# [Your objective]
Below is a block of records. Copy every line in it that contains the word "event".

Extracted records
_ _ _ _ _ _ _

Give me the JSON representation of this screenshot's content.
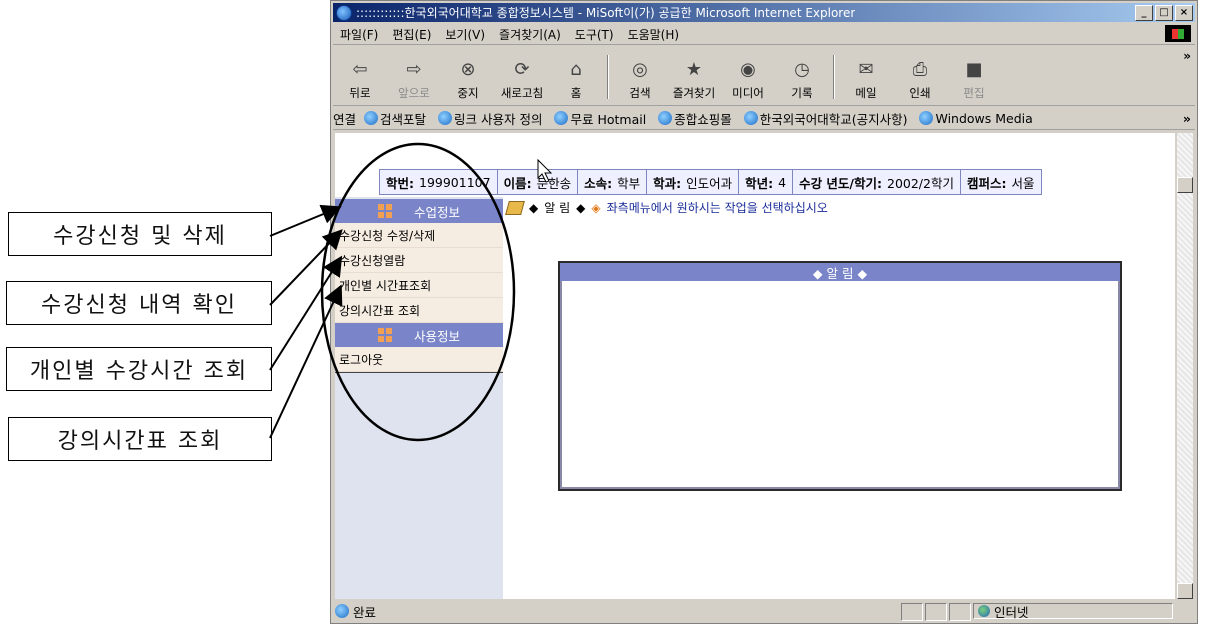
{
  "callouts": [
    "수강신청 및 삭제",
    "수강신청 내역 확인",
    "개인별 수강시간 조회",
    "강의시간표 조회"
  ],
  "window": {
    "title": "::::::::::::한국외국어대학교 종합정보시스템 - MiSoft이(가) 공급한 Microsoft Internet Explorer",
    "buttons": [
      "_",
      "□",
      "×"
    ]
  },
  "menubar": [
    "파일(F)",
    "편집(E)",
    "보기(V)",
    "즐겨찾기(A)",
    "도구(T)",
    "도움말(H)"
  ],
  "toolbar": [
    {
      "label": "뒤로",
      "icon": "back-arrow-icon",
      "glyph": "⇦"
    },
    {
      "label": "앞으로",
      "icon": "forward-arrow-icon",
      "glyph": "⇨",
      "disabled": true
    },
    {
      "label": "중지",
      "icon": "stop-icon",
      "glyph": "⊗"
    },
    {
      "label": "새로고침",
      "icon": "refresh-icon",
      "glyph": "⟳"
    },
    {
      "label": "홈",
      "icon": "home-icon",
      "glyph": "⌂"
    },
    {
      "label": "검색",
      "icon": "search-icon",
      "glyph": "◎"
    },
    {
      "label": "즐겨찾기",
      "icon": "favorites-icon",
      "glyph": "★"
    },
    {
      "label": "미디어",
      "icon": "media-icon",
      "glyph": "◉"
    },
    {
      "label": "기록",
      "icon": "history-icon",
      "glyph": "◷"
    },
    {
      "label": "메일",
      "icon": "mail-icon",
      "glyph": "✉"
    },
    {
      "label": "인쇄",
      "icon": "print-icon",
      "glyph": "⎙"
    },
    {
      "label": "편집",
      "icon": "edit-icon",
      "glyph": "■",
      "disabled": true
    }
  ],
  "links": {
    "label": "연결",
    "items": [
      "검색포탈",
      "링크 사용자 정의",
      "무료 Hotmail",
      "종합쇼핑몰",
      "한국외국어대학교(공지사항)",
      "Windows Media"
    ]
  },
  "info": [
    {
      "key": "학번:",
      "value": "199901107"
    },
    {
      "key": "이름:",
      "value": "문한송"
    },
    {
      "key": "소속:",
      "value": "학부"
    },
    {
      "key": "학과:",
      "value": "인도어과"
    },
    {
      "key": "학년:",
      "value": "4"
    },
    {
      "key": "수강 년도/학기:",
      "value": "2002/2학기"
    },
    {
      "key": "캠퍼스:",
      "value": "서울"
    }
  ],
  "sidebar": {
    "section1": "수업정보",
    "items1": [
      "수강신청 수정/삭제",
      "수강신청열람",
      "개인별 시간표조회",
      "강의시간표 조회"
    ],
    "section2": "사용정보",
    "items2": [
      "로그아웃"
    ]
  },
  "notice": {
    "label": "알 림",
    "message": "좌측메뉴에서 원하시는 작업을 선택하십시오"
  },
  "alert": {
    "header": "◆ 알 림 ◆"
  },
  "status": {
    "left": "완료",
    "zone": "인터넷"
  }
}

_ _ _ _ _ _ _

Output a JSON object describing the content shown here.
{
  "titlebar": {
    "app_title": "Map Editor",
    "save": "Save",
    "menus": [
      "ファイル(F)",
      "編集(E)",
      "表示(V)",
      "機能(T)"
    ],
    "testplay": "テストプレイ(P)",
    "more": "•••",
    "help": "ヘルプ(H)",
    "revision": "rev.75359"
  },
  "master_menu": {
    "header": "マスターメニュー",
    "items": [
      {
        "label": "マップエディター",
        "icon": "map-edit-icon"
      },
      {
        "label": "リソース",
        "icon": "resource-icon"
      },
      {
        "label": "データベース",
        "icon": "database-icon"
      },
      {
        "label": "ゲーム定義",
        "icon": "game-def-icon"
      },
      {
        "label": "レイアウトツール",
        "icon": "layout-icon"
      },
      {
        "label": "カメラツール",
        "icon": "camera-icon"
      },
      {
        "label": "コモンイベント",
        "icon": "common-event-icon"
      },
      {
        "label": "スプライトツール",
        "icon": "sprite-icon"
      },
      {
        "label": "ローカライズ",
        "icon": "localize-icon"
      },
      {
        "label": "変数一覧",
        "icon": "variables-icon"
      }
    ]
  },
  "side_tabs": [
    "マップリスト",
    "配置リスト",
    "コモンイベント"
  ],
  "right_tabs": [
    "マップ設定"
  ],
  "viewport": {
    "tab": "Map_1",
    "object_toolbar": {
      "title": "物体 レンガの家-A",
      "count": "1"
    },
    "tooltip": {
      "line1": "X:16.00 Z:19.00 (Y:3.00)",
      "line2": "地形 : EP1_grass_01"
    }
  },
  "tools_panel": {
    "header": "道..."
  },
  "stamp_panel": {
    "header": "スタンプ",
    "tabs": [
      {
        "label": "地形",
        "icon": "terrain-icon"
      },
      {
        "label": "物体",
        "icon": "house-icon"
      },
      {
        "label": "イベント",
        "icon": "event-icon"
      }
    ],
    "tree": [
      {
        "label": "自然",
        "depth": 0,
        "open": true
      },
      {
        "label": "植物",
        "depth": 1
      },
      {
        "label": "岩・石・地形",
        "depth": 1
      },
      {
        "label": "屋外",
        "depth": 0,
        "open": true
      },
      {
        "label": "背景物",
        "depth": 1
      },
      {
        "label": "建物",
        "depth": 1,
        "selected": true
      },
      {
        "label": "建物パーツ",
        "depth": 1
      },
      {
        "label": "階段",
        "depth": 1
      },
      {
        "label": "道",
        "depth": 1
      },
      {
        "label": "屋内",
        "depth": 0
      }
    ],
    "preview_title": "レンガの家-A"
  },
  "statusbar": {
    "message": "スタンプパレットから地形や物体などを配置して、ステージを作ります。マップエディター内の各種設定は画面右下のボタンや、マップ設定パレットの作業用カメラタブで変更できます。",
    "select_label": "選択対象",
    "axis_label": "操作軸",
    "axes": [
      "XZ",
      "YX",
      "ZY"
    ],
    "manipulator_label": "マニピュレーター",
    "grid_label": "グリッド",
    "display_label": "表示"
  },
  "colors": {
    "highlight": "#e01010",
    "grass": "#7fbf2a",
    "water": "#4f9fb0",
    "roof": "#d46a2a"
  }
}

_ _ _ _ _ _ _

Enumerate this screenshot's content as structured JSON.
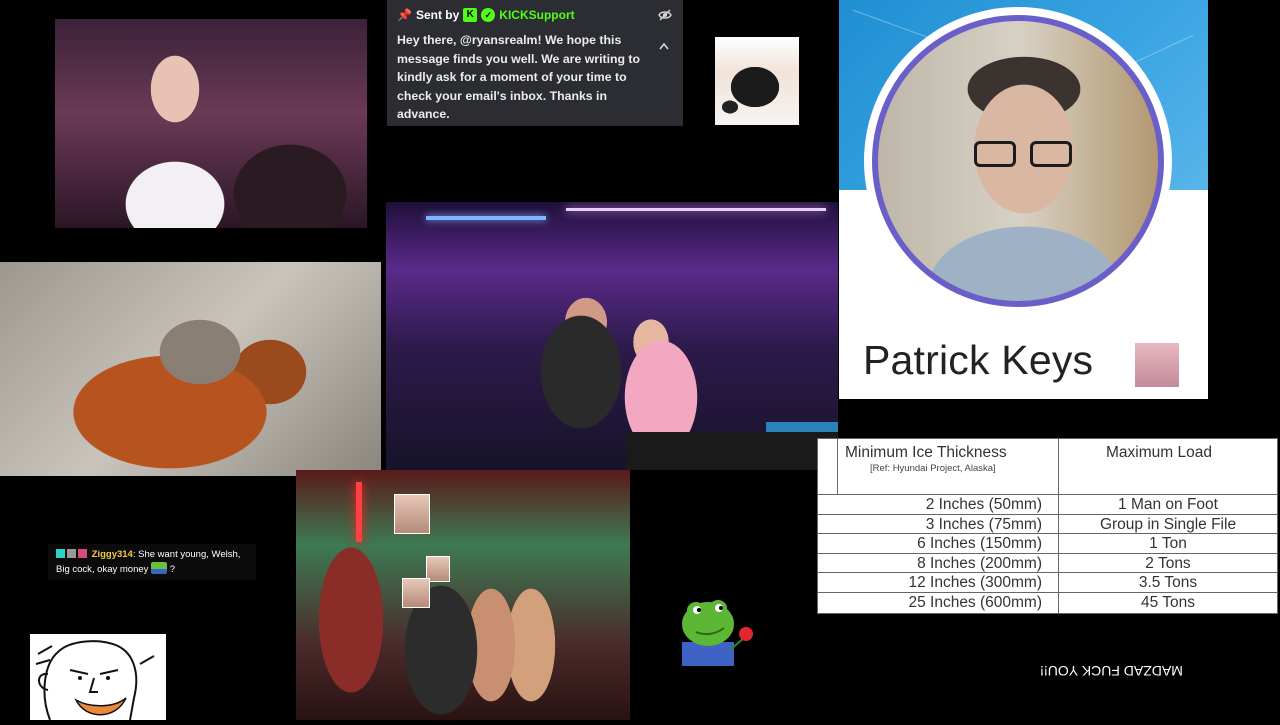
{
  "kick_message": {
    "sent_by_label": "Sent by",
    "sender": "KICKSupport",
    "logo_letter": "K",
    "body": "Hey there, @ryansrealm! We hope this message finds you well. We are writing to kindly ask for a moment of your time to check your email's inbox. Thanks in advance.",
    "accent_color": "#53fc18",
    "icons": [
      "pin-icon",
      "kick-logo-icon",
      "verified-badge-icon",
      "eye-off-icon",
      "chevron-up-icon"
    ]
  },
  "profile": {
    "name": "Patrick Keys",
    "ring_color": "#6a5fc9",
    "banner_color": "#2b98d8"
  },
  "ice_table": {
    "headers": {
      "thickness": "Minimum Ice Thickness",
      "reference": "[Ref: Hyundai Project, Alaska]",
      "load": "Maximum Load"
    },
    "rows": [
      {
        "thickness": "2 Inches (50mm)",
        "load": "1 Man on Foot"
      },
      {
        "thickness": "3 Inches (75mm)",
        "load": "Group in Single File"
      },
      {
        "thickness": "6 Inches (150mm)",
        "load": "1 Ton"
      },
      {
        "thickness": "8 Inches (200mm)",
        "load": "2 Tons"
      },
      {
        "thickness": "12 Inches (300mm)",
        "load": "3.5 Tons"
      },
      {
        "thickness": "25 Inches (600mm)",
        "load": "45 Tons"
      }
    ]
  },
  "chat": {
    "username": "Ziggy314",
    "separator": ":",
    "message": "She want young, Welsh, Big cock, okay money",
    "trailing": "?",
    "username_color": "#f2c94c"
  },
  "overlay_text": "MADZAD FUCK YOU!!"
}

_ _ _ _ _ _ _

# [Response]
        "icon": "common-event-icon"
        "icon": "event-icon"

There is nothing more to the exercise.